### Testo estratto
────────

SCANNO
Orso morto, l'esame radiologico esclude l'azione dei bracconieri
Non emersi colpi di fucile né proiettili nella carcassa. E nessun boccone killer trovato dai cani antiveleno. Si fa sempre più largo l’ipotesi della competizione con un altro animale
SCANNO. Si fa sempre più concreta l’ipotesi di una competizione tra animali per la morte dell’orso bruno marsicano, avvenuta lo scorso sabato, all’interno della foresta regionale Chiarano-Sparvera, sul territorio comunale di Scanno. La carcassa è stata sottoposta ieri a un esame radiologico, effettuato nell’ospedale veterinario didattico dell’Università di Teramo. I medici hanno escluso l’ipotesi dell’uccisione dell’orso con colpi d’arma da fuoco, dal momento che non sono stati trovati proiettili né nell’area dove è avvenuto il fatto né all’interno della carcassa.
L’animale, in ogni caso, sarà sottoposto a ulteriori accertamenti. Nell’Istituto zooprofilattico di Teramo, dev'essere effettuata la necroscopia. L’esame deve chiarire le cause della morte ed escludere atti di bracconaggio o avvelenamento.
I Nuclei cinofili antiveleno del Parco nazionale d’Abruzzo, Lazio e Molise hanno perlustrato la zona dove è stata trovata la carcassa dell’animale, alla ricerca di eventuali esche avvelenate. Nel corso della bonifica non sono emersi elementi in tal senso. Per questo la pista più accreditata resta quella dell’uccisione causata da un altro esemplare di orso bruno marsicano. Sulla carcassa dell’orso, infatti, sono state rinvenute ferite e segni di colluttazione che fanno pensare a uno scontro con un altro animale.

────────

[Dati di analisi del layout di pagina]

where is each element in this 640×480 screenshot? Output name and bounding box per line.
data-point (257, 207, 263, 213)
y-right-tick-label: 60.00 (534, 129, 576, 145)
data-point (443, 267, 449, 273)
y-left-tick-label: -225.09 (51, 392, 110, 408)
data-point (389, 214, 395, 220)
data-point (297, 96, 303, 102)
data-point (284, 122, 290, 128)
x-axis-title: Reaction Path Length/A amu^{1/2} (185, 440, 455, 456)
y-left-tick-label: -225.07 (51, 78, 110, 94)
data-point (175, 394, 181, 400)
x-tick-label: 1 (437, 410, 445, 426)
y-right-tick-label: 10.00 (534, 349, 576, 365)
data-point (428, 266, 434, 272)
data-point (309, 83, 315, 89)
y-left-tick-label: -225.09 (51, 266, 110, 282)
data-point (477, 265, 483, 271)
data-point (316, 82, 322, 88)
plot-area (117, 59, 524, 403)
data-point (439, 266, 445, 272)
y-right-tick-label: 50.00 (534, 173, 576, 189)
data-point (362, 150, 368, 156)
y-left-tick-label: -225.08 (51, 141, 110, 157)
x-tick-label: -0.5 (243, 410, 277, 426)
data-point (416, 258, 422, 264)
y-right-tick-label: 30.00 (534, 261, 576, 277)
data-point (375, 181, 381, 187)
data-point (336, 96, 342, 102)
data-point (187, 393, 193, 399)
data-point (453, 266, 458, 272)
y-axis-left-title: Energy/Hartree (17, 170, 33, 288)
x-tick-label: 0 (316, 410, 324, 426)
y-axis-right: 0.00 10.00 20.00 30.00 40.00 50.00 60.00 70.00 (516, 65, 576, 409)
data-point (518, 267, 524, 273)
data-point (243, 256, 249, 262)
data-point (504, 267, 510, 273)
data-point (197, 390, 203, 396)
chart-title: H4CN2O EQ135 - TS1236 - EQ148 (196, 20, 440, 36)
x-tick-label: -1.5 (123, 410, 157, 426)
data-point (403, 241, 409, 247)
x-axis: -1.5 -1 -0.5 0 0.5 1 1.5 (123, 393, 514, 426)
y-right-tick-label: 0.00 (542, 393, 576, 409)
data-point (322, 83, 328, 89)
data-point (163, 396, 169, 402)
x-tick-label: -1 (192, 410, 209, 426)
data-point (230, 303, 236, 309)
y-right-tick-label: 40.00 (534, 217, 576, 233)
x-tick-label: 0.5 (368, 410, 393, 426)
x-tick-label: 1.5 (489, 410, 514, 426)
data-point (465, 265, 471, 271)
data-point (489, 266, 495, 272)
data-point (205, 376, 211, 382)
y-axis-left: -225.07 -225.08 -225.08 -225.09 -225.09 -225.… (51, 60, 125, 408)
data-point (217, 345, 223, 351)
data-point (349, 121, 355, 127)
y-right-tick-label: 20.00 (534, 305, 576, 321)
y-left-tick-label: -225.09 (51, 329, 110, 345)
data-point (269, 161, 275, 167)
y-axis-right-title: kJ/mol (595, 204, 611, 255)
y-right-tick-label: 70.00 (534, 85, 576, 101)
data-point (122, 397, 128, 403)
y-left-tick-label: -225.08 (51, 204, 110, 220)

────────

### Attività A
Dove è stato effettuato l'esame radiologico sulla carcassa, secondo il testo sull'orso morto?
### Attività B
Traduci in inglese questa frase del testo sull'orso morto: "L’esame deve chiarire le cause della morte ed escludere atti di bracconaggio o avvelenamento."

### Risultato A
Nell'ospedale veterinario didattico dell'Università di Teramo.

### Risultato B
The examination must clarify the causes of death and rule out acts of poaching or poisoning.